WORK TO COMPLETE -
Write out all the entries word for word and omit any pictures.

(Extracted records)
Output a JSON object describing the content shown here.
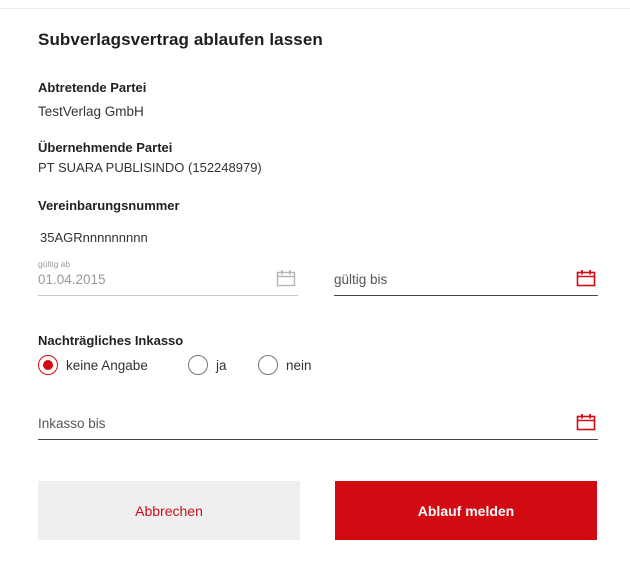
{
  "dialog": {
    "title": "Subverlagsvertrag ablaufen lassen",
    "assigning_party": {
      "label": "Abtretende Partei",
      "value": "TestVerlag GmbH"
    },
    "receiving_party": {
      "label": "Übernehmende Partei",
      "value": "PT SUARA PUBLISINDO (152248979)"
    },
    "agreement_number": {
      "label": "Vereinbarungsnummer",
      "value": "35AGRnnnnnnnnn"
    },
    "valid_from": {
      "small_label": "gültig ab",
      "value": "01.04.2015",
      "icon": "calendar-icon"
    },
    "valid_until": {
      "placeholder": "gültig bis",
      "icon": "calendar-icon"
    },
    "collection": {
      "label": "Nachträgliches Inkasso",
      "options": [
        "keine Angabe",
        "ja",
        "nein"
      ],
      "selected": "keine Angabe"
    },
    "collection_until": {
      "placeholder": "Inkasso bis",
      "icon": "calendar-icon"
    },
    "buttons": {
      "cancel": "Abbrechen",
      "submit": "Ablauf melden"
    }
  },
  "colors": {
    "accent": "#d20a11",
    "disabled_text": "#9a9a9a",
    "cancel_bg": "#efefef"
  }
}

RESULT OF THIS TASK -
Output a JSON object describing the content shown here.
{
  "dialog": {
    "title": "Subverlagsvertrag ablaufen lassen",
    "assigning_party": {
      "label": "Abtretende Partei",
      "value": "TestVerlag GmbH"
    },
    "receiving_party": {
      "label": "Übernehmende Partei",
      "value": "PT SUARA PUBLISINDO (152248979)"
    },
    "agreement_number": {
      "label": "Vereinbarungsnummer",
      "value": "35AGRnnnnnnnnn"
    },
    "valid_from": {
      "small_label": "gültig ab",
      "value": "01.04.2015",
      "icon": "calendar-icon"
    },
    "valid_until": {
      "placeholder": "gültig bis",
      "icon": "calendar-icon"
    },
    "collection": {
      "label": "Nachträgliches Inkasso",
      "options": [
        "keine Angabe",
        "ja",
        "nein"
      ],
      "selected": "keine Angabe"
    },
    "collection_until": {
      "placeholder": "Inkasso bis",
      "icon": "calendar-icon"
    },
    "buttons": {
      "cancel": "Abbrechen",
      "submit": "Ablauf melden"
    }
  },
  "colors": {
    "accent": "#d20a11",
    "disabled_text": "#9a9a9a",
    "cancel_bg": "#efefef"
  }
}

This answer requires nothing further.